Determine how many lines in these records hold "What". Only the number is wanted.

DATA FOR THIS EXERCISE:
┌──

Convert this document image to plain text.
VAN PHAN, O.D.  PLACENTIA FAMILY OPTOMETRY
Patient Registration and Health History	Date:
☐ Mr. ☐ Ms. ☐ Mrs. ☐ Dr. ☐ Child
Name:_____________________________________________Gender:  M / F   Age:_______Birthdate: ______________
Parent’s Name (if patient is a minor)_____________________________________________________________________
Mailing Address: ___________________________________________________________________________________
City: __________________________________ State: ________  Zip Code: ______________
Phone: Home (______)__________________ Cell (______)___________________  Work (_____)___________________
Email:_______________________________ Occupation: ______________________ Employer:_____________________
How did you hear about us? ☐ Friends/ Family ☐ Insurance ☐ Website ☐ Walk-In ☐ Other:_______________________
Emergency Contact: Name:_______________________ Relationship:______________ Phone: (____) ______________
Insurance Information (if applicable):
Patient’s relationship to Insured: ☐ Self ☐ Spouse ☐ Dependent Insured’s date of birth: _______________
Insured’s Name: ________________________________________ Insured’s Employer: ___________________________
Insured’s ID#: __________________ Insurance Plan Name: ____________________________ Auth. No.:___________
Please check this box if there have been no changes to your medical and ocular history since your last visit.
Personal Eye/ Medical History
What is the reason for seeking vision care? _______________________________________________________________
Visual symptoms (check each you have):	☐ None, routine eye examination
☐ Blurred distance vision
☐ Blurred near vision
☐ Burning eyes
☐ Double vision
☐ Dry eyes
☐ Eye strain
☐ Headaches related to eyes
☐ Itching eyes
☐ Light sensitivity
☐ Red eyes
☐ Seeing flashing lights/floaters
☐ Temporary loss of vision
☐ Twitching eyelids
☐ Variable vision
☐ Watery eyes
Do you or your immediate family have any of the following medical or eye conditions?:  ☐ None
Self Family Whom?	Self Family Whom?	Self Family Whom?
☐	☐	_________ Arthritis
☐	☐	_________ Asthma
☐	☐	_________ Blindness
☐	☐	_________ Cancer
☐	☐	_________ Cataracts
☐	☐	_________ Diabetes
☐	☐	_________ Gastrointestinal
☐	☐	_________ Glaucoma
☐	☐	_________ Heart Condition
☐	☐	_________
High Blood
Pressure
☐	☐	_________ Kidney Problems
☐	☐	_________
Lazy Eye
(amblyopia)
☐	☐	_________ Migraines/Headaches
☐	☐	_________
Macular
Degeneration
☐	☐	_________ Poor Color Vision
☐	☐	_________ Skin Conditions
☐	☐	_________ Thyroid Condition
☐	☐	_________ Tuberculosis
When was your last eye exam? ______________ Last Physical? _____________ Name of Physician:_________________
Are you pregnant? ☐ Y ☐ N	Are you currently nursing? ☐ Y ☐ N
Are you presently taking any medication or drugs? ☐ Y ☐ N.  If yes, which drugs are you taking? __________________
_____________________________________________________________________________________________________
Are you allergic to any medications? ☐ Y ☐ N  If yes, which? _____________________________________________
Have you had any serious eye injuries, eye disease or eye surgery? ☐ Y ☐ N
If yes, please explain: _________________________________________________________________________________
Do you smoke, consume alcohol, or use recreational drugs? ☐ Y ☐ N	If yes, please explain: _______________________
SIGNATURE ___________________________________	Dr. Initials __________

└──
┌──

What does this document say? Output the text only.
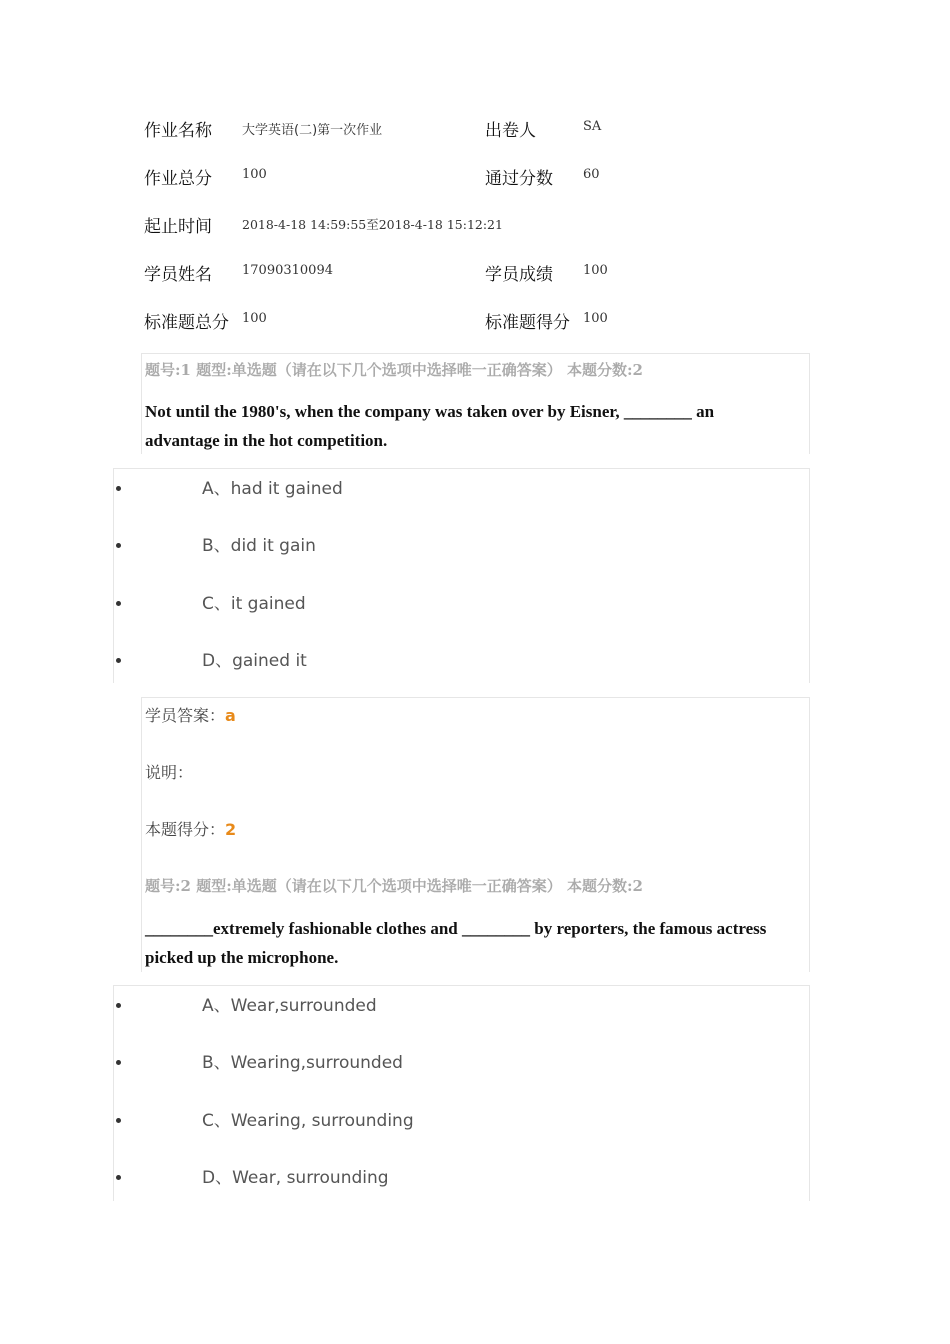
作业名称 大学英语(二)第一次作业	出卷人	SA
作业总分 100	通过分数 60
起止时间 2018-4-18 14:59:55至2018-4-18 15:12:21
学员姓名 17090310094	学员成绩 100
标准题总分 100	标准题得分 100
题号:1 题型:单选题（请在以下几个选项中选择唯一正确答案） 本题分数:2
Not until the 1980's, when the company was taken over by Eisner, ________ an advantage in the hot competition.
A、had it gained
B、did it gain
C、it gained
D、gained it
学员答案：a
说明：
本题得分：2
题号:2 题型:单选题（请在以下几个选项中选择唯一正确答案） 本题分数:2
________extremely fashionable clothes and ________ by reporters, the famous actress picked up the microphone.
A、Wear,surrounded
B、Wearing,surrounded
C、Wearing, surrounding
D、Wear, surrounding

└──

ANSWER TO THIS TASK: 2